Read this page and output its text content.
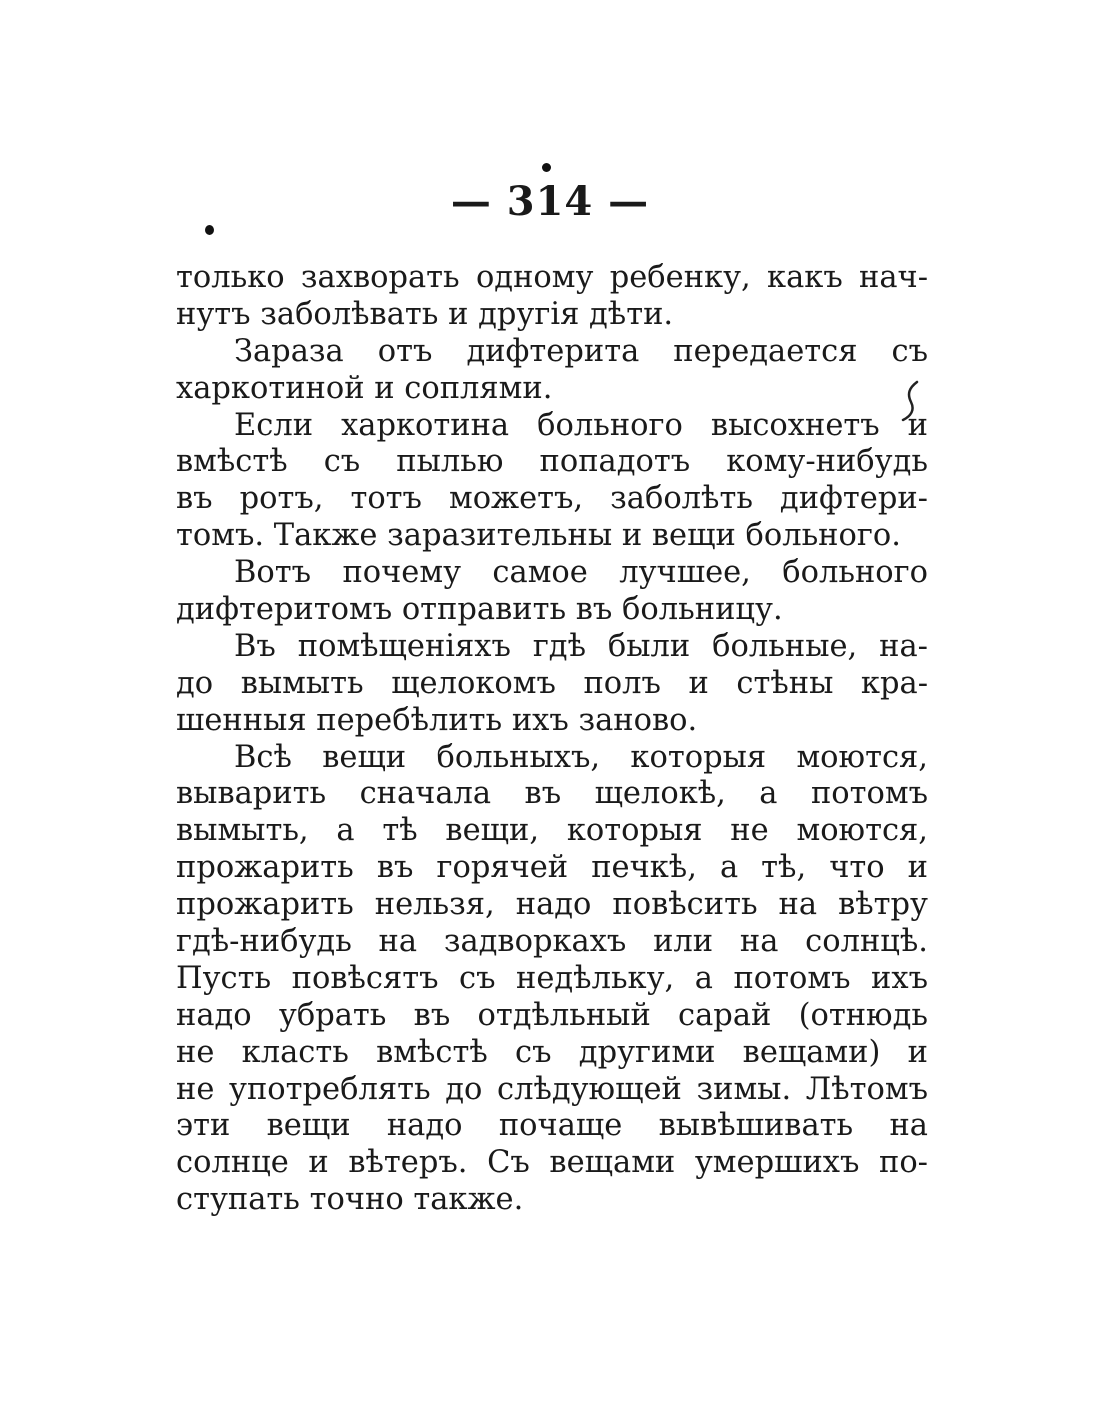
— 314 —
только захворать одному ребенку, какъ нач-
нутъ заболѣвать и другія дѣти.
Зараза отъ дифтерита передается съ
харкотиной и соплями.
Если харкотина больного высохнетъ и
вмѣстѣ съ пылью попадотъ кому-нибудь
въ ротъ, тотъ можетъ, заболѣть дифтери-
томъ. Также заразительны и вещи больного.
Вотъ почему самое лучшее, больного
дифтеритомъ отправить въ больницу.
Въ помѣщеніяхъ гдѣ были больные, на-
до вымыть щелокомъ полъ и стѣны кра-
шенныя перебѣлить ихъ заново.
Всѣ вещи больныхъ, которыя моются,
выварить сначала въ щелокѣ, а потомъ
вымыть, а тѣ вещи, которыя не моются,
прожарить въ горячей печкѣ, а тѣ, что и
прожарить нельзя, надо повѣсить на вѣтру
гдѣ-нибудь на задворкахъ или на солнцѣ.
Пусть повѣсятъ съ недѣльку, а потомъ ихъ
надо убрать въ отдѣльный сарай (отнюдь
не класть вмѣстѣ съ другими вещами) и
не употреблять до слѣдующей зимы. Лѣтомъ
эти вещи надо почаще вывѣшивать на
солнце и вѣтеръ. Съ вещами умершихъ по-
ступать точно также.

__________________________________________________

Only lines holding the string "моются" are wanted; gather each one from the entries above.

COMPLETE OUTPUT:
Всѣ вещи больныхъ, которыя моются,
вымыть, а тѣ вещи, которыя не моются,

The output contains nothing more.